# EXERCISE PROMPT
Write out the material exactly. Do not include the pictures.

──────── INPUT DATA

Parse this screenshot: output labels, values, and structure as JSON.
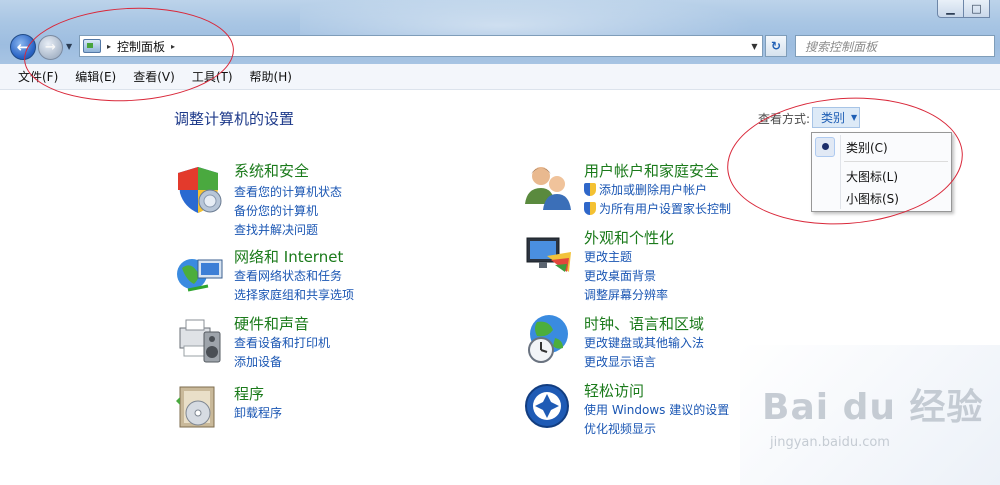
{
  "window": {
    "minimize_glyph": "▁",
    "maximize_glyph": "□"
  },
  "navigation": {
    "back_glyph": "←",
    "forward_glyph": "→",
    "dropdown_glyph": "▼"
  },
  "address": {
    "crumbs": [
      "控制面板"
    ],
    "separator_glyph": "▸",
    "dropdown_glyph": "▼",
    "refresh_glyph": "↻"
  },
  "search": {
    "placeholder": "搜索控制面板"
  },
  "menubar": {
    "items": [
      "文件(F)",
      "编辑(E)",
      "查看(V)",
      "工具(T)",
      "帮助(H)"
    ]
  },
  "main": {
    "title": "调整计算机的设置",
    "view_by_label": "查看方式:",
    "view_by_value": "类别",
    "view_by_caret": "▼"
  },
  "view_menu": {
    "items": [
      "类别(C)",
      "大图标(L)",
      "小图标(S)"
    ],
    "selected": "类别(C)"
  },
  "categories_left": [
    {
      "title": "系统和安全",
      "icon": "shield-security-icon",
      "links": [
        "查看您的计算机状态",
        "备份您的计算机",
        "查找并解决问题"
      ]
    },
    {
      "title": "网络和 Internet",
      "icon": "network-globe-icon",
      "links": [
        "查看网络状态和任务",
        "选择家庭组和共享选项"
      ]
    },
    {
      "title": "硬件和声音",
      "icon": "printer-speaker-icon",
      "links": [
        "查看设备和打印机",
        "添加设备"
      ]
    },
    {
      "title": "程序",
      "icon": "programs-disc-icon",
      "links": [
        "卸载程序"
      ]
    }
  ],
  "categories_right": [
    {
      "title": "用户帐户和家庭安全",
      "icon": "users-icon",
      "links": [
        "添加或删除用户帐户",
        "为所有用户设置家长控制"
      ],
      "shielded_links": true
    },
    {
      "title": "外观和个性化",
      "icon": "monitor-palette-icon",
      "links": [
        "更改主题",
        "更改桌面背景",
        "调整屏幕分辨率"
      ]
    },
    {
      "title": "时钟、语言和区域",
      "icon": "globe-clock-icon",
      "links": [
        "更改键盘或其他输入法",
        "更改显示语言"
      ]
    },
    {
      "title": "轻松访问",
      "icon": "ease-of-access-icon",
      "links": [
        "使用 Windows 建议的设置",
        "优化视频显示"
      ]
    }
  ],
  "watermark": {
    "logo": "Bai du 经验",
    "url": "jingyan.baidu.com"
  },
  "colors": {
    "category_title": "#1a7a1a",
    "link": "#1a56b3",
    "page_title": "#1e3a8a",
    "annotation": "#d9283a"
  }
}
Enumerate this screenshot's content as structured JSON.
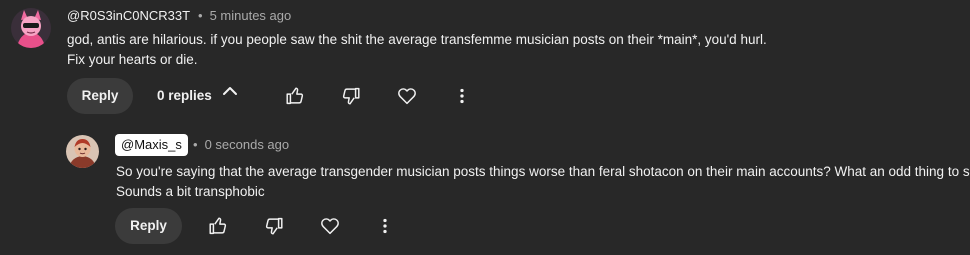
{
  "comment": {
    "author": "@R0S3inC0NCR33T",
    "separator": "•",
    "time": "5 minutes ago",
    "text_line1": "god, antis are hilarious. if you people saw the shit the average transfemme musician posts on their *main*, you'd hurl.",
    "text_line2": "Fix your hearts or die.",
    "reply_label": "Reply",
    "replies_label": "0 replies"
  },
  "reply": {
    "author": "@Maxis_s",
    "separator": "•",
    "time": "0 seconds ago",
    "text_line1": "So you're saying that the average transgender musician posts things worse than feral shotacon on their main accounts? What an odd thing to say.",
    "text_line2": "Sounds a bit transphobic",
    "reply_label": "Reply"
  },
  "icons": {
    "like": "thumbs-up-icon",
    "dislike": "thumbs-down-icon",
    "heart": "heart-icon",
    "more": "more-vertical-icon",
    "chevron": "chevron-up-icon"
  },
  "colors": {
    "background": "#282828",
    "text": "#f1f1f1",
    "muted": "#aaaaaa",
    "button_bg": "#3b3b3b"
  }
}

────────────────

# SOLUTION FOR THIS EXERCISE
Parse this screenshot: output labels, values, and structure as JSON.
{
  "window": {
    "minimize_glyph": "▁",
    "maximize_glyph": "□"
  },
  "navigation": {
    "back_glyph": "←",
    "forward_glyph": "→",
    "dropdown_glyph": "▼"
  },
  "address": {
    "crumbs": [
      "控制面板"
    ],
    "separator_glyph": "▸",
    "dropdown_glyph": "▼",
    "refresh_glyph": "↻"
  },
  "search": {
    "placeholder": "搜索控制面板"
  },
  "menubar": {
    "items": [
      "文件(F)",
      "编辑(E)",
      "查看(V)",
      "工具(T)",
      "帮助(H)"
    ]
  },
  "main": {
    "title": "调整计算机的设置",
    "view_by_label": "查看方式:",
    "view_by_value": "类别",
    "view_by_caret": "▼"
  },
  "view_menu": {
    "items": [
      "类别(C)",
      "大图标(L)",
      "小图标(S)"
    ],
    "selected": "类别(C)"
  },
  "categories_left": [
    {
      "title": "系统和安全",
      "icon": "shield-security-icon",
      "links": [
        "查看您的计算机状态",
        "备份您的计算机",
        "查找并解决问题"
      ]
    },
    {
      "title": "网络和 Internet",
      "icon": "network-globe-icon",
      "links": [
        "查看网络状态和任务",
        "选择家庭组和共享选项"
      ]
    },
    {
      "title": "硬件和声音",
      "icon": "printer-speaker-icon",
      "links": [
        "查看设备和打印机",
        "添加设备"
      ]
    },
    {
      "title": "程序",
      "icon": "programs-disc-icon",
      "links": [
        "卸载程序"
      ]
    }
  ],
  "categories_right": [
    {
      "title": "用户帐户和家庭安全",
      "icon": "users-icon",
      "links": [
        "添加或删除用户帐户",
        "为所有用户设置家长控制"
      ],
      "shielded_links": true
    },
    {
      "title": "外观和个性化",
      "icon": "monitor-palette-icon",
      "links": [
        "更改主题",
        "更改桌面背景",
        "调整屏幕分辨率"
      ]
    },
    {
      "title": "时钟、语言和区域",
      "icon": "globe-clock-icon",
      "links": [
        "更改键盘或其他输入法",
        "更改显示语言"
      ]
    },
    {
      "title": "轻松访问",
      "icon": "ease-of-access-icon",
      "links": [
        "使用 Windows 建议的设置",
        "优化视频显示"
      ]
    }
  ],
  "watermark": {
    "logo": "Bai du 经验",
    "url": "jingyan.baidu.com"
  },
  "colors": {
    "category_title": "#1a7a1a",
    "link": "#1a56b3",
    "page_title": "#1e3a8a",
    "annotation": "#d9283a"
  }
}
Enumerate this screenshot's content as structured JSON.
{
  "comment": {
    "author": "@R0S3inC0NCR33T",
    "separator": "•",
    "time": "5 minutes ago",
    "text_line1": "god, antis are hilarious. if you people saw the shit the average transfemme musician posts on their *main*, you'd hurl.",
    "text_line2": "Fix your hearts or die.",
    "reply_label": "Reply",
    "replies_label": "0 replies"
  },
  "reply": {
    "author": "@Maxis_s",
    "separator": "•",
    "time": "0 seconds ago",
    "text_line1": "So you're saying that the average transgender musician posts things worse than feral shotacon on their main accounts? What an odd thing to say.",
    "text_line2": "Sounds a bit transphobic",
    "reply_label": "Reply"
  },
  "icons": {
    "like": "thumbs-up-icon",
    "dislike": "thumbs-down-icon",
    "heart": "heart-icon",
    "more": "more-vertical-icon",
    "chevron": "chevron-up-icon"
  },
  "colors": {
    "background": "#282828",
    "text": "#f1f1f1",
    "muted": "#aaaaaa",
    "button_bg": "#3b3b3b"
  }
}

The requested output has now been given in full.